> **ACTIVITY LIST**
1. In the post on education, how far apart were the two high schools the writer attended?
2. List every course the writer of the post on education took at the second high school.
3. Continue the post on education from its last sentence.

------ GIVEN TEXT ------

Not necessarily, unless the federal government imposes on or prescribes the eduction program for the states and local districts. Which it seems to do anyway.

The daily operation (administration, hiring teachers, training, . . .) and funding of schools belongs at the local level.

This topic is worth a thread by itself, and it won't get resolved during the next 4 weeks, or 4 years.

The question is - what should be the role or function of the national government in education? To guarantee that each citizen (child) has equal access to education? That's clearly not the case now. I can see it locally with two school districts where the quality of education and opportunity is vastly different. I could see it 35 years ago when I went to two different high schools which provided drastically different opportunities in mathematics and science. At the second high school, I did calculus, two years of chemistry, and physics (all at the AP level). Such an opportunity simply did not exist at the other high school - they were only 7 miles apart in the same metropolitan school district - i.e. same district administration and same funding source.

------ GIVEN INFORMATION ------

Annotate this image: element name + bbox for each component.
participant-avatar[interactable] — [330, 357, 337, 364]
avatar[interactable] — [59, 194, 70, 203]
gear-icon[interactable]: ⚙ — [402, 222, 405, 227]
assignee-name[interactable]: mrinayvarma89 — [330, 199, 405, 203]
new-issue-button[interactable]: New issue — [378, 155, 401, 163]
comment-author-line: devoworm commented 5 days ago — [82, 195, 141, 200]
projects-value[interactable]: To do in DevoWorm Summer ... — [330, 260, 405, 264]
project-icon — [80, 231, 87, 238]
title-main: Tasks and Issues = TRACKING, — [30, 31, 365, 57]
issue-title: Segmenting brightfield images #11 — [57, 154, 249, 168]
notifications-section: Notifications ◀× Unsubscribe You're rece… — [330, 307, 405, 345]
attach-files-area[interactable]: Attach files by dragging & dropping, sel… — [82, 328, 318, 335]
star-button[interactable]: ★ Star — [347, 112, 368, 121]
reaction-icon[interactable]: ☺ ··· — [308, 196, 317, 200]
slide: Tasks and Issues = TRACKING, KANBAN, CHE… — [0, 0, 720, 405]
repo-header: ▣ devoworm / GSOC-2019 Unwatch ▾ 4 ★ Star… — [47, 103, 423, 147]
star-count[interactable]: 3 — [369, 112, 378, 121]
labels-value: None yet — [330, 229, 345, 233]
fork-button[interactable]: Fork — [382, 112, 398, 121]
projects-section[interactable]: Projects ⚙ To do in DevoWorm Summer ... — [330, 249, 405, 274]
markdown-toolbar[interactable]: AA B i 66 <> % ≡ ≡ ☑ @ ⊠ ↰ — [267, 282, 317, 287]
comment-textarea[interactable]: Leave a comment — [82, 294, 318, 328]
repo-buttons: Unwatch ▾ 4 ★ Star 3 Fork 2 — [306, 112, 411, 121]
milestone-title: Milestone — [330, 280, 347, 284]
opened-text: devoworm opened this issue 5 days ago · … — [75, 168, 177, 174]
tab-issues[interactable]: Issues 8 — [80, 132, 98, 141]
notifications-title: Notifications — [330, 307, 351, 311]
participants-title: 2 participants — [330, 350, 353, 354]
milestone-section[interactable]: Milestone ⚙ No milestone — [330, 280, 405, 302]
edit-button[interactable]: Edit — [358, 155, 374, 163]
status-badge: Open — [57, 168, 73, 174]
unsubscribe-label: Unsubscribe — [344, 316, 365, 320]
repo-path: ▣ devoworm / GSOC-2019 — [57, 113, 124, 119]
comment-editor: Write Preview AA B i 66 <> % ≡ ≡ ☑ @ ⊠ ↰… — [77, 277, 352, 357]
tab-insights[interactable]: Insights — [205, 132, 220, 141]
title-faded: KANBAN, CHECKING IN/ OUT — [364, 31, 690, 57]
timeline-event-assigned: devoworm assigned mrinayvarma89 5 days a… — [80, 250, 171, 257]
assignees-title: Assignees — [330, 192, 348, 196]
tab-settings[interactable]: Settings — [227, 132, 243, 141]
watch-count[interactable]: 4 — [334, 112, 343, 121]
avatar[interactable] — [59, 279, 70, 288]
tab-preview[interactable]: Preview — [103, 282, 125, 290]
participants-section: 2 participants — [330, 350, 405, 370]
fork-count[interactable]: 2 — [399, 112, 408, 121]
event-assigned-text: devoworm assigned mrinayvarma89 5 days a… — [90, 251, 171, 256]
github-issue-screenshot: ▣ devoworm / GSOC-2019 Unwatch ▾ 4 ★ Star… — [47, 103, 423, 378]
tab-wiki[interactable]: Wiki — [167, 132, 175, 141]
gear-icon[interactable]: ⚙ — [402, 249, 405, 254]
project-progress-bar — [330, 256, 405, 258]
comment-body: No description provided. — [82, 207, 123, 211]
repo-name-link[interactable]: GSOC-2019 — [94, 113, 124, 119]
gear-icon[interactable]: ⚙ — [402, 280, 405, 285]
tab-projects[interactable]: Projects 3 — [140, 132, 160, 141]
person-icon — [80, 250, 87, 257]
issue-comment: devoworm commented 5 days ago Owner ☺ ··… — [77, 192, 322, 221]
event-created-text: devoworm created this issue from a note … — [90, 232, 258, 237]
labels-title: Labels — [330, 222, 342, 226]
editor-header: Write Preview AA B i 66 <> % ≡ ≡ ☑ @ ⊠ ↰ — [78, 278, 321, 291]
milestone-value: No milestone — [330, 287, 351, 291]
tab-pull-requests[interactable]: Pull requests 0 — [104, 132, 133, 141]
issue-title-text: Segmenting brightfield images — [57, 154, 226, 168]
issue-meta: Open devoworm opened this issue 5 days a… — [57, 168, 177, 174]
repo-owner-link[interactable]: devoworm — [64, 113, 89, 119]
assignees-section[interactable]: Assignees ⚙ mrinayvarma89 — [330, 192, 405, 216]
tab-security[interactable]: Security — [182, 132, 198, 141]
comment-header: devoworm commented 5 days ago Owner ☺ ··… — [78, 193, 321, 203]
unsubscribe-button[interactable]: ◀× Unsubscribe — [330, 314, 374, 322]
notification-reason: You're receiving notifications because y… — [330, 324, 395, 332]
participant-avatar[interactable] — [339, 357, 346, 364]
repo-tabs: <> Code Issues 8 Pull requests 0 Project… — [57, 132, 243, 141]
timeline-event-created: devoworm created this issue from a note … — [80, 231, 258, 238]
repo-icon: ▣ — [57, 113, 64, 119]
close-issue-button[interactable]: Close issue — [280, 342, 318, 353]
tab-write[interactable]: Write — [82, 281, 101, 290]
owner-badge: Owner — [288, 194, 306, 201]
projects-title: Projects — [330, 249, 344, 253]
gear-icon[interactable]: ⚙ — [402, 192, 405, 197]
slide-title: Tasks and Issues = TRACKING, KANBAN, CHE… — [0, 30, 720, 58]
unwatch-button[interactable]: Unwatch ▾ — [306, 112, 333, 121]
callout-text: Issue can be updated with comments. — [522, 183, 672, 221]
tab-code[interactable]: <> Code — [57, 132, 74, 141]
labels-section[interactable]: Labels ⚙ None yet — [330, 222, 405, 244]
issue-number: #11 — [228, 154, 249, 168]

------

> **ANSWER LIST**
1. They were only 7 miles apart, in the same metropolitan school district.

2. Calculus, two years of chemistry, and physics, all at the AP level.

3.
How does the federal government guarantee equal protection to each citizen when a majority in any state or local area decides to impose it's view of science or religious belief on the community? Or should there even be equal protection and equal access?
 
  • #447
CNN shows McCain losing ground on the electoral map - some States going from "leaning McCain", to "undecided" - and some "undecided", to "leaning Obama". Their maps now reads as 264-174, with the poll of polls at 49%-44%.

btw, if anyone caught my comment about CNN's Campbell Brown doing a good job... never mind. She has pulled some real second-rate stunts lately.
 
  • #448
If Obama wins, I think you could see him exercise some real bipartisanship and place a Republican or two in his cabinet.

Right now, the Senate looks to be at least 55 Dems with 2 independents, but Leiberman might not continue caucusing with the Dems. Unless Stevens of Alaska is cleared of wrong doing before the election, he probably loses his seat, as well. Gordon Smith and Elizabeth Dole might lose their Senate races. Franken and Coleman are also even in Minnesota.

You could wind up with 57 (somewhat likely) to 59 (possibly) Dem Senators, plus an independent. Getting Arlen Spector and/or the two Maine Senators to accept cabinet positions would mean the governor of their state would appoint a replacement for them. Both states have Democratic governors. Spector will have a hard time being re-elected in PA in 2010 if current trends and demographics continue.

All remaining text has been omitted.